** Start of Data **

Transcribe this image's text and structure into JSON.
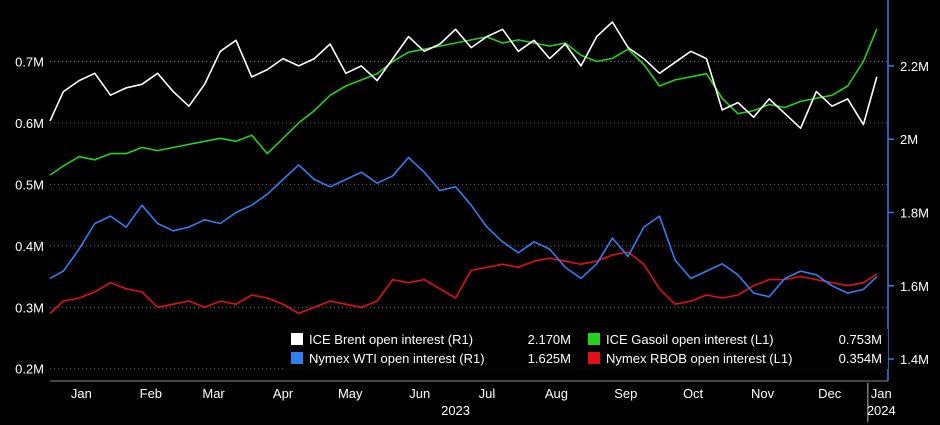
{
  "chart_data": {
    "type": "line",
    "title": "",
    "axes": {
      "left": {
        "min": 0.18,
        "max": 0.8,
        "ticks": [
          0.2,
          0.3,
          0.4,
          0.5,
          0.6,
          0.7
        ],
        "tick_labels": [
          "0.2M",
          "0.3M",
          "0.4M",
          "0.5M",
          "0.6M",
          "0.7M"
        ]
      },
      "right": {
        "min": 1.34,
        "max": 2.38,
        "ticks": [
          1.4,
          1.6,
          1.8,
          2.0,
          2.2
        ],
        "tick_labels": [
          "1.4M",
          "1.6M",
          "1.8M",
          "2M",
          "2.2M"
        ]
      },
      "x": {
        "start": "2023-01-01",
        "end": "2024-01-10",
        "months": [
          {
            "label": "Jan",
            "date": "2023-01-15"
          },
          {
            "label": "Feb",
            "date": "2023-02-15"
          },
          {
            "label": "Mar",
            "date": "2023-03-15"
          },
          {
            "label": "Apr",
            "date": "2023-04-15"
          },
          {
            "label": "May",
            "date": "2023-05-15"
          },
          {
            "label": "Jun",
            "date": "2023-06-15"
          },
          {
            "label": "Jul",
            "date": "2023-07-15"
          },
          {
            "label": "Aug",
            "date": "2023-08-15"
          },
          {
            "label": "Sep",
            "date": "2023-09-15"
          },
          {
            "label": "Oct",
            "date": "2023-10-15"
          },
          {
            "label": "Nov",
            "date": "2023-11-15"
          },
          {
            "label": "Dec",
            "date": "2023-12-15"
          },
          {
            "label": "Jan",
            "date": "2024-01-07"
          }
        ],
        "year_labels": [
          {
            "label": "2023",
            "date": "2023-07-01"
          },
          {
            "label": "2024",
            "date": "2024-01-07"
          }
        ],
        "year_divider": "2024-01-01"
      },
      "grid": true
    },
    "legend": {
      "placement": "bottom-right",
      "entries": [
        {
          "series": "brent",
          "label": "ICE Brent open interest (R1)",
          "value": "2.170M"
        },
        {
          "series": "gasoil",
          "label": "ICE Gasoil open interest (L1)",
          "value": "0.753M"
        },
        {
          "series": "wti",
          "label": "Nymex WTI open interest (R1)",
          "value": "1.625M"
        },
        {
          "series": "rbob",
          "label": "Nymex RBOB open interest (L1)",
          "value": "0.354M"
        }
      ]
    },
    "series": [
      {
        "key": "brent",
        "name": "ICE Brent open interest (R1)",
        "axis": "right",
        "color": "#ffffff",
        "points": [
          [
            "2023-01-01",
            2.05
          ],
          [
            "2023-01-07",
            2.13
          ],
          [
            "2023-01-14",
            2.16
          ],
          [
            "2023-01-21",
            2.18
          ],
          [
            "2023-01-28",
            2.12
          ],
          [
            "2023-02-04",
            2.14
          ],
          [
            "2023-02-11",
            2.15
          ],
          [
            "2023-02-18",
            2.18
          ],
          [
            "2023-02-25",
            2.13
          ],
          [
            "2023-03-04",
            2.09
          ],
          [
            "2023-03-11",
            2.15
          ],
          [
            "2023-03-18",
            2.24
          ],
          [
            "2023-03-25",
            2.27
          ],
          [
            "2023-04-01",
            2.17
          ],
          [
            "2023-04-08",
            2.19
          ],
          [
            "2023-04-15",
            2.22
          ],
          [
            "2023-04-22",
            2.2
          ],
          [
            "2023-04-29",
            2.22
          ],
          [
            "2023-05-06",
            2.26
          ],
          [
            "2023-05-13",
            2.18
          ],
          [
            "2023-05-20",
            2.2
          ],
          [
            "2023-05-27",
            2.16
          ],
          [
            "2023-06-03",
            2.22
          ],
          [
            "2023-06-10",
            2.28
          ],
          [
            "2023-06-17",
            2.24
          ],
          [
            "2023-06-24",
            2.26
          ],
          [
            "2023-07-01",
            2.3
          ],
          [
            "2023-07-08",
            2.25
          ],
          [
            "2023-07-15",
            2.28
          ],
          [
            "2023-07-22",
            2.3
          ],
          [
            "2023-07-29",
            2.24
          ],
          [
            "2023-08-05",
            2.27
          ],
          [
            "2023-08-12",
            2.22
          ],
          [
            "2023-08-19",
            2.26
          ],
          [
            "2023-08-26",
            2.2
          ],
          [
            "2023-09-02",
            2.28
          ],
          [
            "2023-09-09",
            2.32
          ],
          [
            "2023-09-16",
            2.25
          ],
          [
            "2023-09-23",
            2.22
          ],
          [
            "2023-09-30",
            2.18
          ],
          [
            "2023-10-07",
            2.21
          ],
          [
            "2023-10-14",
            2.24
          ],
          [
            "2023-10-21",
            2.22
          ],
          [
            "2023-10-28",
            2.08
          ],
          [
            "2023-11-04",
            2.1
          ],
          [
            "2023-11-11",
            2.06
          ],
          [
            "2023-11-18",
            2.11
          ],
          [
            "2023-11-25",
            2.07
          ],
          [
            "2023-12-02",
            2.03
          ],
          [
            "2023-12-09",
            2.13
          ],
          [
            "2023-12-16",
            2.09
          ],
          [
            "2023-12-23",
            2.11
          ],
          [
            "2023-12-30",
            2.04
          ],
          [
            "2024-01-05",
            2.17
          ]
        ]
      },
      {
        "key": "gasoil",
        "name": "ICE Gasoil open interest (L1)",
        "axis": "left",
        "color": "#22d21c",
        "points": [
          [
            "2023-01-01",
            0.515
          ],
          [
            "2023-01-07",
            0.53
          ],
          [
            "2023-01-14",
            0.545
          ],
          [
            "2023-01-21",
            0.54
          ],
          [
            "2023-01-28",
            0.55
          ],
          [
            "2023-02-04",
            0.55
          ],
          [
            "2023-02-11",
            0.56
          ],
          [
            "2023-02-18",
            0.555
          ],
          [
            "2023-02-25",
            0.56
          ],
          [
            "2023-03-04",
            0.565
          ],
          [
            "2023-03-11",
            0.57
          ],
          [
            "2023-03-18",
            0.575
          ],
          [
            "2023-03-25",
            0.57
          ],
          [
            "2023-04-01",
            0.58
          ],
          [
            "2023-04-08",
            0.55
          ],
          [
            "2023-04-15",
            0.575
          ],
          [
            "2023-04-22",
            0.6
          ],
          [
            "2023-04-29",
            0.62
          ],
          [
            "2023-05-06",
            0.645
          ],
          [
            "2023-05-13",
            0.66
          ],
          [
            "2023-05-20",
            0.67
          ],
          [
            "2023-05-27",
            0.68
          ],
          [
            "2023-06-03",
            0.7
          ],
          [
            "2023-06-10",
            0.715
          ],
          [
            "2023-06-17",
            0.72
          ],
          [
            "2023-06-24",
            0.725
          ],
          [
            "2023-07-01",
            0.73
          ],
          [
            "2023-07-08",
            0.735
          ],
          [
            "2023-07-15",
            0.74
          ],
          [
            "2023-07-22",
            0.73
          ],
          [
            "2023-07-29",
            0.735
          ],
          [
            "2023-08-05",
            0.73
          ],
          [
            "2023-08-12",
            0.725
          ],
          [
            "2023-08-19",
            0.73
          ],
          [
            "2023-08-26",
            0.71
          ],
          [
            "2023-09-02",
            0.7
          ],
          [
            "2023-09-09",
            0.705
          ],
          [
            "2023-09-16",
            0.72
          ],
          [
            "2023-09-23",
            0.695
          ],
          [
            "2023-09-30",
            0.66
          ],
          [
            "2023-10-07",
            0.67
          ],
          [
            "2023-10-14",
            0.675
          ],
          [
            "2023-10-21",
            0.68
          ],
          [
            "2023-10-28",
            0.64
          ],
          [
            "2023-11-04",
            0.615
          ],
          [
            "2023-11-11",
            0.62
          ],
          [
            "2023-11-18",
            0.63
          ],
          [
            "2023-11-25",
            0.625
          ],
          [
            "2023-12-02",
            0.635
          ],
          [
            "2023-12-09",
            0.64
          ],
          [
            "2023-12-16",
            0.645
          ],
          [
            "2023-12-23",
            0.66
          ],
          [
            "2023-12-30",
            0.7
          ],
          [
            "2024-01-05",
            0.753
          ]
        ]
      },
      {
        "key": "wti",
        "name": "Nymex WTI open interest (R1)",
        "axis": "right",
        "color": "#2f7ff2",
        "points": [
          [
            "2023-01-01",
            1.62
          ],
          [
            "2023-01-07",
            1.64
          ],
          [
            "2023-01-14",
            1.7
          ],
          [
            "2023-01-21",
            1.77
          ],
          [
            "2023-01-28",
            1.79
          ],
          [
            "2023-02-04",
            1.76
          ],
          [
            "2023-02-11",
            1.82
          ],
          [
            "2023-02-18",
            1.77
          ],
          [
            "2023-02-25",
            1.75
          ],
          [
            "2023-03-04",
            1.76
          ],
          [
            "2023-03-11",
            1.78
          ],
          [
            "2023-03-18",
            1.77
          ],
          [
            "2023-03-25",
            1.8
          ],
          [
            "2023-04-01",
            1.82
          ],
          [
            "2023-04-08",
            1.85
          ],
          [
            "2023-04-15",
            1.89
          ],
          [
            "2023-04-22",
            1.93
          ],
          [
            "2023-04-29",
            1.89
          ],
          [
            "2023-05-06",
            1.87
          ],
          [
            "2023-05-13",
            1.89
          ],
          [
            "2023-05-20",
            1.91
          ],
          [
            "2023-05-27",
            1.88
          ],
          [
            "2023-06-03",
            1.9
          ],
          [
            "2023-06-10",
            1.95
          ],
          [
            "2023-06-17",
            1.91
          ],
          [
            "2023-06-24",
            1.86
          ],
          [
            "2023-07-01",
            1.87
          ],
          [
            "2023-07-08",
            1.82
          ],
          [
            "2023-07-15",
            1.76
          ],
          [
            "2023-07-22",
            1.72
          ],
          [
            "2023-07-29",
            1.69
          ],
          [
            "2023-08-05",
            1.72
          ],
          [
            "2023-08-12",
            1.7
          ],
          [
            "2023-08-19",
            1.65
          ],
          [
            "2023-08-26",
            1.62
          ],
          [
            "2023-09-02",
            1.66
          ],
          [
            "2023-09-09",
            1.73
          ],
          [
            "2023-09-16",
            1.68
          ],
          [
            "2023-09-23",
            1.76
          ],
          [
            "2023-09-30",
            1.79
          ],
          [
            "2023-10-07",
            1.67
          ],
          [
            "2023-10-14",
            1.62
          ],
          [
            "2023-10-21",
            1.64
          ],
          [
            "2023-10-28",
            1.66
          ],
          [
            "2023-11-04",
            1.63
          ],
          [
            "2023-11-11",
            1.58
          ],
          [
            "2023-11-18",
            1.57
          ],
          [
            "2023-11-25",
            1.62
          ],
          [
            "2023-12-02",
            1.64
          ],
          [
            "2023-12-09",
            1.63
          ],
          [
            "2023-12-16",
            1.6
          ],
          [
            "2023-12-23",
            1.58
          ],
          [
            "2023-12-30",
            1.59
          ],
          [
            "2024-01-05",
            1.625
          ]
        ]
      },
      {
        "key": "rbob",
        "name": "Nymex RBOB open interest (L1)",
        "axis": "left",
        "color": "#e0101a",
        "points": [
          [
            "2023-01-01",
            0.29
          ],
          [
            "2023-01-07",
            0.31
          ],
          [
            "2023-01-14",
            0.315
          ],
          [
            "2023-01-21",
            0.325
          ],
          [
            "2023-01-28",
            0.34
          ],
          [
            "2023-02-04",
            0.33
          ],
          [
            "2023-02-11",
            0.325
          ],
          [
            "2023-02-18",
            0.3
          ],
          [
            "2023-02-25",
            0.305
          ],
          [
            "2023-03-04",
            0.31
          ],
          [
            "2023-03-11",
            0.3
          ],
          [
            "2023-03-18",
            0.31
          ],
          [
            "2023-03-25",
            0.305
          ],
          [
            "2023-04-01",
            0.32
          ],
          [
            "2023-04-08",
            0.315
          ],
          [
            "2023-04-15",
            0.305
          ],
          [
            "2023-04-22",
            0.29
          ],
          [
            "2023-04-29",
            0.3
          ],
          [
            "2023-05-06",
            0.31
          ],
          [
            "2023-05-13",
            0.305
          ],
          [
            "2023-05-20",
            0.3
          ],
          [
            "2023-05-27",
            0.31
          ],
          [
            "2023-06-03",
            0.345
          ],
          [
            "2023-06-10",
            0.34
          ],
          [
            "2023-06-17",
            0.345
          ],
          [
            "2023-06-24",
            0.33
          ],
          [
            "2023-07-01",
            0.315
          ],
          [
            "2023-07-08",
            0.36
          ],
          [
            "2023-07-15",
            0.365
          ],
          [
            "2023-07-22",
            0.37
          ],
          [
            "2023-07-29",
            0.365
          ],
          [
            "2023-08-05",
            0.375
          ],
          [
            "2023-08-12",
            0.38
          ],
          [
            "2023-08-19",
            0.375
          ],
          [
            "2023-08-26",
            0.37
          ],
          [
            "2023-09-02",
            0.375
          ],
          [
            "2023-09-09",
            0.385
          ],
          [
            "2023-09-16",
            0.39
          ],
          [
            "2023-09-23",
            0.37
          ],
          [
            "2023-09-30",
            0.33
          ],
          [
            "2023-10-07",
            0.305
          ],
          [
            "2023-10-14",
            0.31
          ],
          [
            "2023-10-21",
            0.32
          ],
          [
            "2023-10-28",
            0.315
          ],
          [
            "2023-11-04",
            0.32
          ],
          [
            "2023-11-11",
            0.335
          ],
          [
            "2023-11-18",
            0.345
          ],
          [
            "2023-11-25",
            0.345
          ],
          [
            "2023-12-02",
            0.35
          ],
          [
            "2023-12-09",
            0.345
          ],
          [
            "2023-12-16",
            0.34
          ],
          [
            "2023-12-23",
            0.335
          ],
          [
            "2023-12-30",
            0.34
          ],
          [
            "2024-01-05",
            0.354
          ]
        ]
      }
    ]
  }
}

** End of Data **

§ **Given task**
Find every line that has "name" in it, then return those lines.

§ **Finished task**
        "name": "ICE Brent open interest (R1)",
        "name": "ICE Gasoil open interest (L1)",
        "name": "Nymex WTI open interest (R1)",
        "name": "Nymex RBOB open interest (L1)",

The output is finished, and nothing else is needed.